[EXERCISE] Give back all the records below, unaltered.

= Beginning of Section =

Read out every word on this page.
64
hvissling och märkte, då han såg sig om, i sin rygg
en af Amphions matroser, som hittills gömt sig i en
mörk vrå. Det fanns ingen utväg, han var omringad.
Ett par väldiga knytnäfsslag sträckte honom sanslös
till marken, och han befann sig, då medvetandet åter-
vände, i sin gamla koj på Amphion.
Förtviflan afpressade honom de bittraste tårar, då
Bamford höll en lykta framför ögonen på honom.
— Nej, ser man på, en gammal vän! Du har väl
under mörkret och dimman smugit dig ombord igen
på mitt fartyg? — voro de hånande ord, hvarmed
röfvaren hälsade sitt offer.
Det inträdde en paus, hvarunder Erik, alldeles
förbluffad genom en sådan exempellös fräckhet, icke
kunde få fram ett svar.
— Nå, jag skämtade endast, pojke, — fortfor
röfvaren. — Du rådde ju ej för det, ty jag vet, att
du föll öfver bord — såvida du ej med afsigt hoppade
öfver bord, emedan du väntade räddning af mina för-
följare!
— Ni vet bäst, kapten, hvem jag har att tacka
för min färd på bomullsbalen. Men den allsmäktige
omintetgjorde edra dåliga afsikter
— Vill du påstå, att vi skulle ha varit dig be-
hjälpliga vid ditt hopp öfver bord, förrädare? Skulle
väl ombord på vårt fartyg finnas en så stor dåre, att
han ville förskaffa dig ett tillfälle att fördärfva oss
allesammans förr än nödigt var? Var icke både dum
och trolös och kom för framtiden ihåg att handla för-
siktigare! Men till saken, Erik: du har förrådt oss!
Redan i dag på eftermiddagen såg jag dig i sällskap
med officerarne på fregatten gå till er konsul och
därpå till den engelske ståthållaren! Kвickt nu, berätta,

= End of Section =

[RESULT FOR THIS TASK]
Read out every word on this page.
64
hvissling och märkte, då han såg sig om, i sin rygg
en af Amphions matroser, som hittills gömt sig i en
mörk vrå. Det fanns ingen utväg, han var omringad.
Ett par väldiga knytnäfsslag sträckte honom sanslös
till marken, och han befann sig, då medvetandet åter-
vände, i sin gamla koj på Amphion.
Förtviflan afpressade honom de bittraste tårar, då
Bamford höll en lykta framför ögonen på honom.
— Nej, ser man på, en gammal vän! Du har väl
under mörkret och dimman smugit dig ombord igen
på mitt fartyg? — voro de hånande ord, hvarmed
röfvaren hälsade sitt offer.
Det inträdde en paus, hvarunder Erik, alldeles
förbluffad genom en sådan exempellös fräckhet, icke
kunde få fram ett svar.
— Nå, jag skämtade endast, pojke, — fortfor
röfvaren. — Du rådde ju ej för det, ty jag vet, att
du föll öfver bord — såvida du ej med afsigt hoppade
öfver bord, emedan du väntade räddning af mina för-
följare!
— Ni vet bäst, kapten, hvem jag har att tacka
för min färd på bomullsbalen. Men den allsmäktige
omintetgjorde edra dåliga afsikter
— Vill du påstå, att vi skulle ha varit dig be-
hjälpliga vid ditt hopp öfver bord, förrädare? Skulle
väl ombord på vårt fartyg finnas en så stor dåre, att
han ville förskaffa dig ett tillfälle att fördärfva oss
allesammans förr än nödigt var? Var icke både dum
och trolös och kom för framtiden ihåg att handla för-
siktigare! Men till saken, Erik: du har förrådt oss!
Redan i dag på eftermiddagen såg jag dig i sällskap
med officerarne på fregatten gå till er konsul och
därpå till den engelske ståthållaren! Kвickt nu, berätta,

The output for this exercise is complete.